--- DIRECTIONS ---
According to the social housing reform announcement, on what date were the reforms announced, and by whom?

--- QUOTED PASSAGE ---
Landmark reforms to improve social housing and give residents a greater voice
Charter for social housing residents sets out reforms that will speed up complaints procedure for residents and make landlords more accountable.
- New Charter gives social housing residents a greater voice
- Tougher housing regulator to ensure high standards from landlords
- Strengthened Housing Ombudsman to speed up the handling of complaints
Major reforms to support housing tenants in England and ensure landlords raise standards where needed have been announced today (17 November 2020) by the Housing Secretary Robert Jenrick.
The social housing white paper – ‘The Charter for Social Housing Residents’, sets out reforms that will speed up the complaints procedure for residents by improving access to the Housing Ombudsman, reducing decision times and ensuring effective resolution.
The Charter will also make landlords more accountable for the services they deliver, including access to a new information scheme for tenants of housing associations and introducing a set of tenant satisfaction measures that landlords will have to report against.
The social housing white paper delivers on the government’s manifesto pledge to provide greater redress, better regulation and improve the quality of social housing.
Shaped by the views of residents across England, including the survivors and bereaved family members of the Grenfell Tower tragedy, it also includes a new Charter setting out what every social housing resident should expect from their landlord:
1. To be safe in your home. We will work with industry and landlords to ensure every home is safe and secure.
2. To know how your landlord is performing, including on repairs, complaints and safety, and how it spends its money, so you can hold it to account.
3. To have your complaints dealt with promptly and fairly, with access to a strong Ombudsman who will give you swift and fair redress when needed.
4. To be treated with respect, backed by a strong consumer regulator and improved consumer standards for tenants.
5. To have your voice heard by your landlord, for example through regular meetings, scrutiny panels or being on its Board. The government will provide help, if you want it, to give you the tools to ensure your landlord listens.
6. To have a good quality home and neighbourhood to live in, with your landlord keeping your home in good repair.
7. To be supported to take your first step to ownership, so it is a ladder to other opportunities, should your circumstances allow.

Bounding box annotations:
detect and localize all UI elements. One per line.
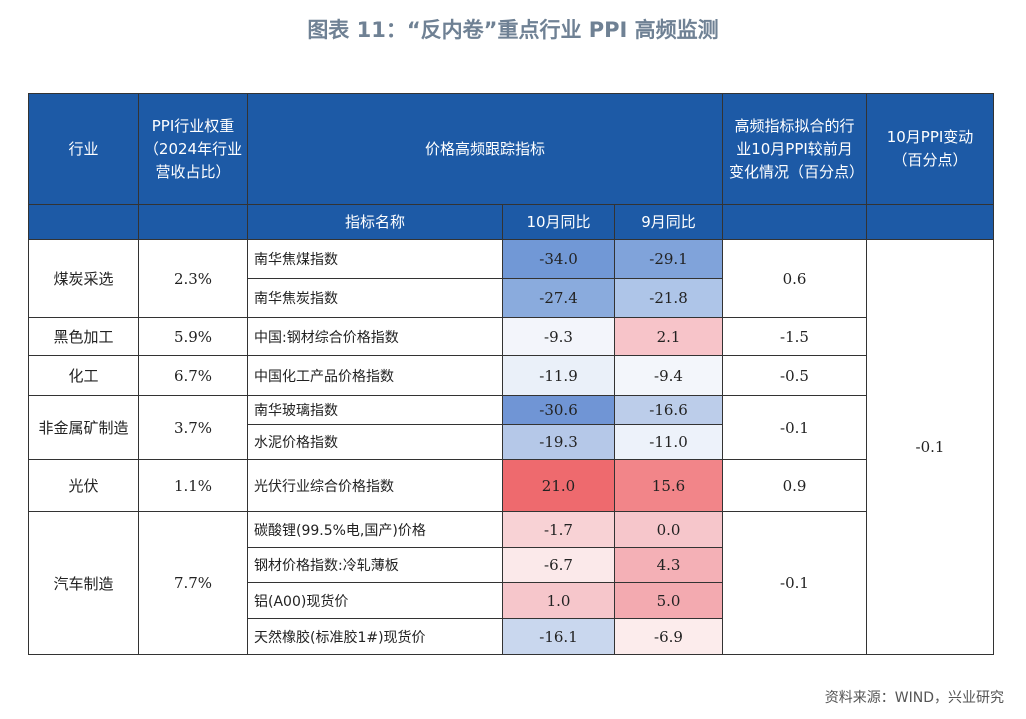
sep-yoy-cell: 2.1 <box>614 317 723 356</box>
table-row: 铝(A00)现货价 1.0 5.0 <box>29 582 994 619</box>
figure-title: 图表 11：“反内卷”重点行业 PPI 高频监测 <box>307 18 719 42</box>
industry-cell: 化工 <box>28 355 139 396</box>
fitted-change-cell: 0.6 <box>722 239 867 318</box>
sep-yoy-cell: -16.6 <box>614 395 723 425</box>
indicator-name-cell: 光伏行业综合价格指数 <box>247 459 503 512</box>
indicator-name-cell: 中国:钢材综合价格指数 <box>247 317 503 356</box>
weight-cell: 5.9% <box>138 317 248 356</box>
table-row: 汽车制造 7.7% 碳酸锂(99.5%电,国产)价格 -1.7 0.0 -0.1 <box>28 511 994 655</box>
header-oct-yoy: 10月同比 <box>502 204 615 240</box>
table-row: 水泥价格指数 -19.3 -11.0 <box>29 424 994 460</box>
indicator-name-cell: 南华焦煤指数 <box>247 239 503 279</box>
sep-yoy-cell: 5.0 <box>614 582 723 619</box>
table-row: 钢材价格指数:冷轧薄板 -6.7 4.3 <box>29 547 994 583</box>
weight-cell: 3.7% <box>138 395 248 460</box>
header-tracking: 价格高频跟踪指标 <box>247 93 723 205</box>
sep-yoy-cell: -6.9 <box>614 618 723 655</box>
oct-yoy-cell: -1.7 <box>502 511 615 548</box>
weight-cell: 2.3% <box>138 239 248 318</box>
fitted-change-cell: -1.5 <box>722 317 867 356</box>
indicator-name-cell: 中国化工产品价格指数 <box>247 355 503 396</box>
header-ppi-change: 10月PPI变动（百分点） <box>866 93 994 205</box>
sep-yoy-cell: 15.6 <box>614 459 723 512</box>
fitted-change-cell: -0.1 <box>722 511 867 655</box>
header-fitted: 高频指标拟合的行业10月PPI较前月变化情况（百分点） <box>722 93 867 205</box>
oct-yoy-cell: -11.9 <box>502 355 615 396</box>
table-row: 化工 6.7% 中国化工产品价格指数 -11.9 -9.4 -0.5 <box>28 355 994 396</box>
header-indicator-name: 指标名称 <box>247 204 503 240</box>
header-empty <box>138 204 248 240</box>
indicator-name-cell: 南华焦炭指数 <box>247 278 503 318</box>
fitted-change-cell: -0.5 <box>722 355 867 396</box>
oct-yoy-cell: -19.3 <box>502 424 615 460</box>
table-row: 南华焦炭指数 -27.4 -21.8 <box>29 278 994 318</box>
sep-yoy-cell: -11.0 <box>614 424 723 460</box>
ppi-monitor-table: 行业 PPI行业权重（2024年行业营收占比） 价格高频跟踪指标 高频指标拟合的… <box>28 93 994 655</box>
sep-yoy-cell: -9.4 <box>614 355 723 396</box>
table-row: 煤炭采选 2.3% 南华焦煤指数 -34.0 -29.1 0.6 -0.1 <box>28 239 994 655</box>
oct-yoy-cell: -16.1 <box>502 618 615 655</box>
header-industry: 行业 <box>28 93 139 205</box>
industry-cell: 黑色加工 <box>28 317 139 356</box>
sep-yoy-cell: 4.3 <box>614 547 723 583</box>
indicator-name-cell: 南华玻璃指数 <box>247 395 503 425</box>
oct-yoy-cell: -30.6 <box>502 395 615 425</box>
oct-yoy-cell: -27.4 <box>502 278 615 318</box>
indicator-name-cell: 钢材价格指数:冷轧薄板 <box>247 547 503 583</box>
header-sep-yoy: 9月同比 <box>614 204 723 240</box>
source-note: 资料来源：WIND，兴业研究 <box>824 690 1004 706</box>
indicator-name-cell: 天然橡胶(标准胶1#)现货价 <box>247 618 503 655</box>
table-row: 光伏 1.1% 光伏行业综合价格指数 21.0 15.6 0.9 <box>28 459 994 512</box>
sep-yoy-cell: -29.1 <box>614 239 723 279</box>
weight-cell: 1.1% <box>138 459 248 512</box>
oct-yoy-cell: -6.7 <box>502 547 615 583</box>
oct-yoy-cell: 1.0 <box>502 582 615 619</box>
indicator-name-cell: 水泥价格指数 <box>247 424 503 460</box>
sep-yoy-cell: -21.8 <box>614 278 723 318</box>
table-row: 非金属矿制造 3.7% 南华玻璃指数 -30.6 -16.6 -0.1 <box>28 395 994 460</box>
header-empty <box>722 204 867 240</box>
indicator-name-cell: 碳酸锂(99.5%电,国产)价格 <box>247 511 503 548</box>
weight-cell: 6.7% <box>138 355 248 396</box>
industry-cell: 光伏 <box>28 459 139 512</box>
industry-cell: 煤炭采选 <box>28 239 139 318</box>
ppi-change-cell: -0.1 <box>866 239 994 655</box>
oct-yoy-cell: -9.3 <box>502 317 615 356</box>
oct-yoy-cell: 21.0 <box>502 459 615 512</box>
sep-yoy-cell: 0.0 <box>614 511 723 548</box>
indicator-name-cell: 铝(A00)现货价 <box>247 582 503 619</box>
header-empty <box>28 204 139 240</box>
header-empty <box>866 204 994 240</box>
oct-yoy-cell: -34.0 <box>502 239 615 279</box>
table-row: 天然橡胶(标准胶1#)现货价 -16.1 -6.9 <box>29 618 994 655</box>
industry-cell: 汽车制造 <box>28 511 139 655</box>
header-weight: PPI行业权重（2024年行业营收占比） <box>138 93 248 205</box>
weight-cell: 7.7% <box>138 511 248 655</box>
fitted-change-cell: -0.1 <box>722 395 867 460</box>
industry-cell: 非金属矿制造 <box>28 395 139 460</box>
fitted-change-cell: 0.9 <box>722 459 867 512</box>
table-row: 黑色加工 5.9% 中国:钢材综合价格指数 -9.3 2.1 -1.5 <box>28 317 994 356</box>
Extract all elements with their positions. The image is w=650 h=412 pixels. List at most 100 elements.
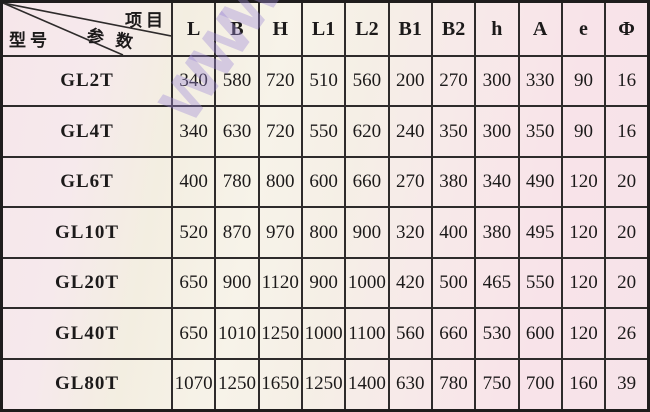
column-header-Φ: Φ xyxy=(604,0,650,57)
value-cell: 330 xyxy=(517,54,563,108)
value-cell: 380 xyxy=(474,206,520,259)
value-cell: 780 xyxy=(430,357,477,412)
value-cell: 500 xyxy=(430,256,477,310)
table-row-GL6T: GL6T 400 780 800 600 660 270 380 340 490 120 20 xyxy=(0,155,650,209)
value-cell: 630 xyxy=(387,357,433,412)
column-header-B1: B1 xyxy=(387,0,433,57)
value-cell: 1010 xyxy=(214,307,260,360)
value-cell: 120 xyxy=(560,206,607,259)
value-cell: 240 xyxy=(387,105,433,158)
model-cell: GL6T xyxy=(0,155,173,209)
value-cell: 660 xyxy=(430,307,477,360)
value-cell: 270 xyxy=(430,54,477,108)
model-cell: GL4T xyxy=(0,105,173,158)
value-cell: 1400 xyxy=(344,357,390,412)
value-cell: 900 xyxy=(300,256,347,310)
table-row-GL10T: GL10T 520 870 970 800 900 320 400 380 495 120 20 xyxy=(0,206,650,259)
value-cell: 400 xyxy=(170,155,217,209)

--- THE ANSWER ---
They were announced on 17 November 2020 by the Housing Secretary, Robert Jenrick.